## [MATERIAL PROVIDED]

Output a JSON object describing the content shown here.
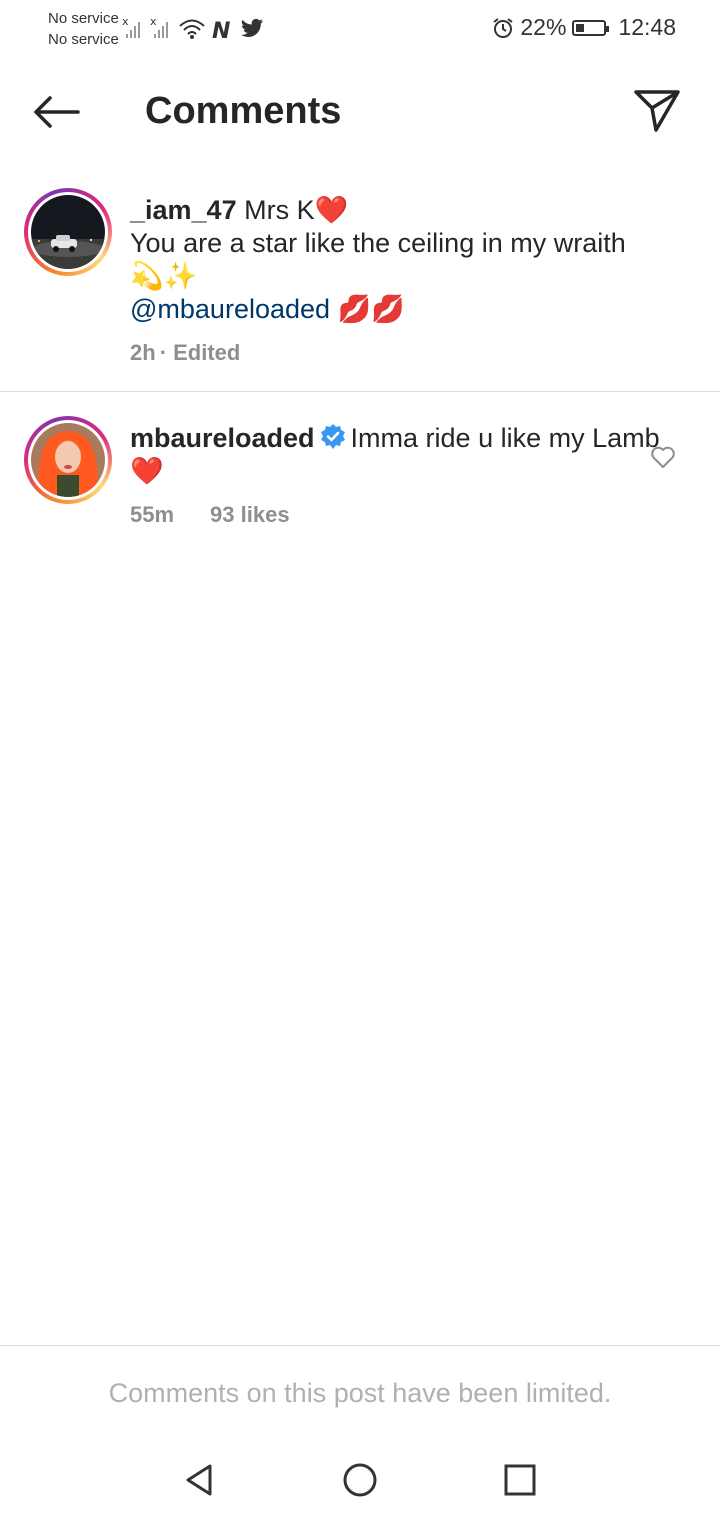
{
  "status_bar": {
    "carrier1": "No service",
    "carrier2": "No service",
    "battery": "22%",
    "time": "12:48",
    "icons": [
      "signal-icon",
      "signal-icon",
      "wifi-icon",
      "nfc-icon",
      "twitter-icon",
      "alarm-icon",
      "battery-icon"
    ]
  },
  "header": {
    "title": "Comments"
  },
  "comments": [
    {
      "username": "_iam_47",
      "text": "Mrs K❤️",
      "line2": "You are a star like the ceiling in my wraith",
      "line3": "💫✨",
      "mention": "@mbaureloaded",
      "mention_suffix": " 💋💋",
      "time": "2h",
      "edited": "· Edited"
    },
    {
      "username": "mbaureloaded",
      "text": "Imma ride u like my Lamb ❤️",
      "time": "55m",
      "likes": "93 likes"
    }
  ],
  "footer": {
    "limited_text": "Comments on this post have been limited."
  },
  "colors": {
    "mention": "#00376b",
    "meta": "#8e8e8e",
    "verified": "#3897f0"
  }
}
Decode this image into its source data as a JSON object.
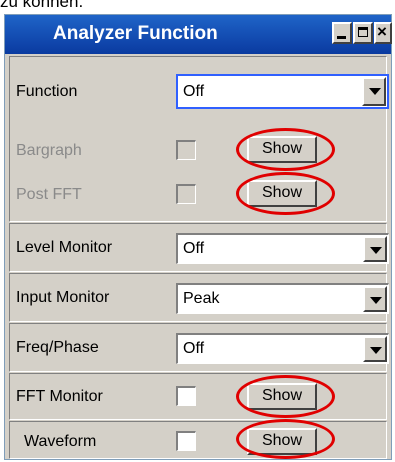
{
  "caption": "zu können.",
  "window": {
    "title": "Analyzer Function"
  },
  "rows": {
    "function": {
      "label": "Function",
      "value": "Off"
    },
    "bargraph": {
      "label": "Bargraph",
      "button": "Show"
    },
    "post_fft": {
      "label": "Post FFT",
      "button": "Show"
    },
    "level_monitor": {
      "label": "Level Monitor",
      "value": "Off"
    },
    "input_monitor": {
      "label": "Input Monitor",
      "value": "Peak"
    },
    "freq_phase": {
      "label": "Freq/Phase",
      "value": "Off"
    },
    "fft_monitor": {
      "label": "FFT Monitor",
      "button": "Show"
    },
    "waveform": {
      "label": "Waveform",
      "button": "Show"
    }
  },
  "colors": {
    "highlight_ring": "#e00000",
    "titlebar": "#0a3aa0"
  }
}
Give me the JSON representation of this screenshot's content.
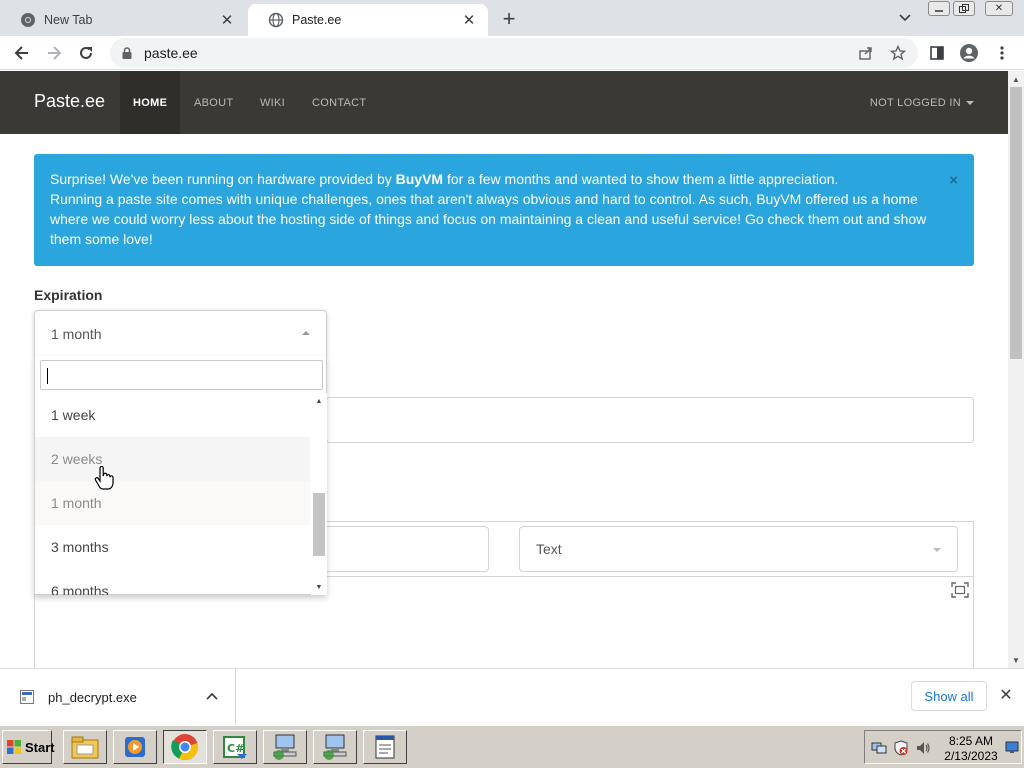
{
  "browser": {
    "tabs": [
      {
        "title": "New Tab",
        "active": false
      },
      {
        "title": "Paste.ee",
        "active": true
      }
    ],
    "url": "paste.ee"
  },
  "site": {
    "brand": "Paste.ee",
    "nav": [
      "HOME",
      "ABOUT",
      "WIKI",
      "CONTACT"
    ],
    "login": "NOT LOGGED IN",
    "alert": {
      "pre": "Surprise! We've been running on hardware provided by ",
      "brand": "BuyVM",
      "post": " for a few months and wanted to show them a little appreciation.",
      "body": "Running a paste site comes with unique challenges, ones that aren't always obvious and hard to control. As such, BuyVM offered us a home where we could worry less about the hosting side of things and focus on maintaining a clean and useful service! Go check them out and show them some love!",
      "close": "×"
    },
    "expiration_label": "Expiration",
    "expiration_selected": "1 month",
    "expiration_options": [
      "1 week",
      "2 weeks",
      "1 month",
      "3 months",
      "6 months"
    ],
    "syntax_selected": "Text"
  },
  "downloads": {
    "file": "ph_decrypt.exe",
    "show_all": "Show all"
  },
  "taskbar": {
    "start": "Start",
    "time": "8:25 AM",
    "date": "2/13/2023"
  },
  "colors": {
    "navbar": "#3a3936",
    "alert": "#2ba5de",
    "link_blue": "#1a73e8"
  }
}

## [SHORT TASK]
Every line from the one with "Give me the" through the last line of the material gets printed exactly, and nothing more. Omit the pictures.

## [SOLUTION FOR THIS PROBLEM]
Give me the JSON representation of this screenshot's content.
{
  "browser": {
    "tabs": [
      {
        "title": "New Tab",
        "active": false
      },
      {
        "title": "Paste.ee",
        "active": true
      }
    ],
    "url": "paste.ee"
  },
  "site": {
    "brand": "Paste.ee",
    "nav": [
      "HOME",
      "ABOUT",
      "WIKI",
      "CONTACT"
    ],
    "login": "NOT LOGGED IN",
    "alert": {
      "pre": "Surprise! We've been running on hardware provided by ",
      "brand": "BuyVM",
      "post": " for a few months and wanted to show them a little appreciation.",
      "body": "Running a paste site comes with unique challenges, ones that aren't always obvious and hard to control. As such, BuyVM offered us a home where we could worry less about the hosting side of things and focus on maintaining a clean and useful service! Go check them out and show them some love!",
      "close": "×"
    },
    "expiration_label": "Expiration",
    "expiration_selected": "1 month",
    "expiration_options": [
      "1 week",
      "2 weeks",
      "1 month",
      "3 months",
      "6 months"
    ],
    "syntax_selected": "Text"
  },
  "downloads": {
    "file": "ph_decrypt.exe",
    "show_all": "Show all"
  },
  "taskbar": {
    "start": "Start",
    "time": "8:25 AM",
    "date": "2/13/2023"
  },
  "colors": {
    "navbar": "#3a3936",
    "alert": "#2ba5de",
    "link_blue": "#1a73e8"
  }
}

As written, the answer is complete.